Take each line that has the word "bicycle" and return it.

[start EXTRACTED MATERIAL]

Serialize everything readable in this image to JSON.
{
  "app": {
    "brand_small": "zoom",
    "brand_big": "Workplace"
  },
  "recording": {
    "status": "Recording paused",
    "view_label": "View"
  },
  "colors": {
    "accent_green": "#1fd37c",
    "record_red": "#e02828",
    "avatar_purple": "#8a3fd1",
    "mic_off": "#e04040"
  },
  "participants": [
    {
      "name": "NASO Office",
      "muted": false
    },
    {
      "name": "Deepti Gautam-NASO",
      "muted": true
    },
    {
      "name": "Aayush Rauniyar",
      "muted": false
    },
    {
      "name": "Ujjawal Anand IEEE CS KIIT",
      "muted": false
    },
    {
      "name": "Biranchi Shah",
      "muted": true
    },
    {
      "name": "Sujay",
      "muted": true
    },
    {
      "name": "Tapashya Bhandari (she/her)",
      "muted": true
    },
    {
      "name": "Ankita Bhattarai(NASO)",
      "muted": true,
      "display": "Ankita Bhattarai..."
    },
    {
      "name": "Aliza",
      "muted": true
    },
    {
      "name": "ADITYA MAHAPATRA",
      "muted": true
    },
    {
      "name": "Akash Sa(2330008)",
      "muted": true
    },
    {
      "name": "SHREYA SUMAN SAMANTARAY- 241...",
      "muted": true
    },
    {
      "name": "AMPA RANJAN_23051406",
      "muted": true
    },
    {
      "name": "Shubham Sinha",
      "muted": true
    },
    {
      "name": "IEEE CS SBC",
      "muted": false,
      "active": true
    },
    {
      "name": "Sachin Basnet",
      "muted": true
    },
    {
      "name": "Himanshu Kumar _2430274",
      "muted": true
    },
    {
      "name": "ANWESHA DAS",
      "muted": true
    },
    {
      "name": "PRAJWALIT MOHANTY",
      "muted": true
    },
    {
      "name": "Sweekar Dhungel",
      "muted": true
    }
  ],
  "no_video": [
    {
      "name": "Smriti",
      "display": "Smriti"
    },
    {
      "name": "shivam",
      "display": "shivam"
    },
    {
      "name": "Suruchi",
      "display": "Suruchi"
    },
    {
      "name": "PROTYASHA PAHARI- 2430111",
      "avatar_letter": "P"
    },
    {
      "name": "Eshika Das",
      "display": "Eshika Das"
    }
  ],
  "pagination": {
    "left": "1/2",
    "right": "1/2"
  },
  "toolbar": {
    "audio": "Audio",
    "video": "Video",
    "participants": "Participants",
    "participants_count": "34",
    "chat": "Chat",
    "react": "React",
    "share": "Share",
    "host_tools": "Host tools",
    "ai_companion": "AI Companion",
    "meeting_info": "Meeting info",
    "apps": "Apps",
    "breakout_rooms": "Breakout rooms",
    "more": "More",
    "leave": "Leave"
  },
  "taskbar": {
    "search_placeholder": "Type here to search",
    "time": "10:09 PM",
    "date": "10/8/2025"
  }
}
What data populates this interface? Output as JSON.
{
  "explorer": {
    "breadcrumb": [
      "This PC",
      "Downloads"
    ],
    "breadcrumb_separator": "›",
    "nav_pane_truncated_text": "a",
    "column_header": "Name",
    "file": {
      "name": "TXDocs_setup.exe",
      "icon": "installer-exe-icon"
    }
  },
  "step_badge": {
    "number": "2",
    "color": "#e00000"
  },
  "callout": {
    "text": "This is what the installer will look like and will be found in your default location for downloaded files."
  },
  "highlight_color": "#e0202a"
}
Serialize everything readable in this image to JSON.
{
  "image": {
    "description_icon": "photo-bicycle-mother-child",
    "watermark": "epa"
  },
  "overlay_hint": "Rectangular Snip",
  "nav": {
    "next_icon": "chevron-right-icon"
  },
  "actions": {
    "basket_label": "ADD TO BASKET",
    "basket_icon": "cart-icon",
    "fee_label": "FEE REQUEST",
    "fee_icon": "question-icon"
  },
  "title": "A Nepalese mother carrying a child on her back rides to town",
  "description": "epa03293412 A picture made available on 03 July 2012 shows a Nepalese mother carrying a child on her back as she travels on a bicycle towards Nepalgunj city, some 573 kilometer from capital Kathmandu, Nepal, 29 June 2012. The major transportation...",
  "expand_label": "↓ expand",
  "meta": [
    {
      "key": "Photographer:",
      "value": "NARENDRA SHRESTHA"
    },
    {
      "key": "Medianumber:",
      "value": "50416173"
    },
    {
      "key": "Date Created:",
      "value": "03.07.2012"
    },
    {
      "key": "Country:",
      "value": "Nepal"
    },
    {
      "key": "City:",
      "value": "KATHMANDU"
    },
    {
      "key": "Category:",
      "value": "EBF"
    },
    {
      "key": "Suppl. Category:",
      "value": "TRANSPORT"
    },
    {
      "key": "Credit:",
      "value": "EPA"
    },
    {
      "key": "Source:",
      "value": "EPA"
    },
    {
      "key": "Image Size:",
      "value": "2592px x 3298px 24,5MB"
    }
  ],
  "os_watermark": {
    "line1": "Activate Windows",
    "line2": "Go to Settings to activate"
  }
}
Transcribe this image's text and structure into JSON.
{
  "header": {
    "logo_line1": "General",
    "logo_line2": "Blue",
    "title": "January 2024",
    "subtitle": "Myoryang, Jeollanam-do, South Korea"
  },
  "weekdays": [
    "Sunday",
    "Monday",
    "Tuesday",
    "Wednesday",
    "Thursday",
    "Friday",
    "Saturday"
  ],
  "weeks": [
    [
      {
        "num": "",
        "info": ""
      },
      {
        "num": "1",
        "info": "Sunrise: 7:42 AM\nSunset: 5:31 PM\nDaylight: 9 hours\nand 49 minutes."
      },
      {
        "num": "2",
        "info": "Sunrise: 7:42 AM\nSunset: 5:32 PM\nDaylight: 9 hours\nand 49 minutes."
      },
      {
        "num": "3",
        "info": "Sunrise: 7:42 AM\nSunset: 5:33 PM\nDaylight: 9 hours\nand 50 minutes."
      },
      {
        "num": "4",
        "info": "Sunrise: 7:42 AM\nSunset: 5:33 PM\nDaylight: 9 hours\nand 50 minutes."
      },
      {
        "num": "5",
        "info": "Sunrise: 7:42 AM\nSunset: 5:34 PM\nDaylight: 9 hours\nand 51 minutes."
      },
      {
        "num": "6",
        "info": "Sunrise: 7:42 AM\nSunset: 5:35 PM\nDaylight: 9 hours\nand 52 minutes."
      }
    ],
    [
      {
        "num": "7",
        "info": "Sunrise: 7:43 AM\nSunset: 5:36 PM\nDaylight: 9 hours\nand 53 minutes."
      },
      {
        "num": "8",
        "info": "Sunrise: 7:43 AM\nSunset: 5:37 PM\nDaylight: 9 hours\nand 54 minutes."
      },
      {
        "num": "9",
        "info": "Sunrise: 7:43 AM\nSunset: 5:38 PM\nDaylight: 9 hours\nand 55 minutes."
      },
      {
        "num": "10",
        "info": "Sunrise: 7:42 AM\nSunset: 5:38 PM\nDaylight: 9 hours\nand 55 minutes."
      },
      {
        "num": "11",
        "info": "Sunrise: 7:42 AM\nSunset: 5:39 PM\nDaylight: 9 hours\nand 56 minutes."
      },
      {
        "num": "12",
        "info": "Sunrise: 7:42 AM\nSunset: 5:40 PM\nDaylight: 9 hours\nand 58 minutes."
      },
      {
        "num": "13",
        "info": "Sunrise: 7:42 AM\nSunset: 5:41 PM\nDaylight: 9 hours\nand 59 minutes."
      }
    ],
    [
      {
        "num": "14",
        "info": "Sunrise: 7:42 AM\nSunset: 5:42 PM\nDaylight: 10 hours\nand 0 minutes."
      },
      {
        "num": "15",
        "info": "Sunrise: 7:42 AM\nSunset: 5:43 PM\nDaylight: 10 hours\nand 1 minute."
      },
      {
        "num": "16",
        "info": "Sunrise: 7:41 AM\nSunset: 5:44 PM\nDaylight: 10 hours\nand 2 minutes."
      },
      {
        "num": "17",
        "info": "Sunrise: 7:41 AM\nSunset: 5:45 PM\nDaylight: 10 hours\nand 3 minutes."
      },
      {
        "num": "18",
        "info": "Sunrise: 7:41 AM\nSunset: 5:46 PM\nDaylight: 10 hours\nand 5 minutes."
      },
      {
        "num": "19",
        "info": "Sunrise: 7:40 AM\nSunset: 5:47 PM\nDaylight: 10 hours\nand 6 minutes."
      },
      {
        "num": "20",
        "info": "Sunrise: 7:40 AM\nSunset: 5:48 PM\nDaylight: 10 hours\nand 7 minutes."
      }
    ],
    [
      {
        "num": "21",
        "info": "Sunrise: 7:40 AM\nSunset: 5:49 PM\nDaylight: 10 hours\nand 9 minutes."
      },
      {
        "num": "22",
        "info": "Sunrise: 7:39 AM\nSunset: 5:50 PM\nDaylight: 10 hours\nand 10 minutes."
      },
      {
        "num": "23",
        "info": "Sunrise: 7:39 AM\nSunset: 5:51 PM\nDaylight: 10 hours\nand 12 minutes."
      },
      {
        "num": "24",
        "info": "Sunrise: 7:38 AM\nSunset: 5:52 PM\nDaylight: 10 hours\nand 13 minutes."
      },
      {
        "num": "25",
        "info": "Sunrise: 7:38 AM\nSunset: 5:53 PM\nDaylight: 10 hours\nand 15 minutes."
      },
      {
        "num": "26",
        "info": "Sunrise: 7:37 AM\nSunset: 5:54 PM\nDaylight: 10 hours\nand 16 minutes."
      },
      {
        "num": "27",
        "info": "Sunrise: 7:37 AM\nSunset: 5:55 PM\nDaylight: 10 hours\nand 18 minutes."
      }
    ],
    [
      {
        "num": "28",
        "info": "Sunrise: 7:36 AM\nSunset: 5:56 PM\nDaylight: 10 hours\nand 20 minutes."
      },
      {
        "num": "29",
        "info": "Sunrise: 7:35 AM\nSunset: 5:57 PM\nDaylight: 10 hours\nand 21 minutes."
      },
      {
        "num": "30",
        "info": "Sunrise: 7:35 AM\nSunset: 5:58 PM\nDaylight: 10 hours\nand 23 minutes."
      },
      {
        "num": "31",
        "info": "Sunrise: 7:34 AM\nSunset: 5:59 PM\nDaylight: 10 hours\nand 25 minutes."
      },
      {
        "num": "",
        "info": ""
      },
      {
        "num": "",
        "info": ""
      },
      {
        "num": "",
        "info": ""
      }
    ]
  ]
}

[end EXTRACTED MATERIAL]

**ANSWER**
    "description_icon": "photo-bicycle-mother-child",
  "description": "epa03293412 A picture made available on 03 July 2012 shows a Nepalese mother carrying a child on her back as she travels on a bicycle towards Nepalgunj city, some 573 kilometer from capital Kathmandu, Nepal, 29 June 2012. The major transportation...",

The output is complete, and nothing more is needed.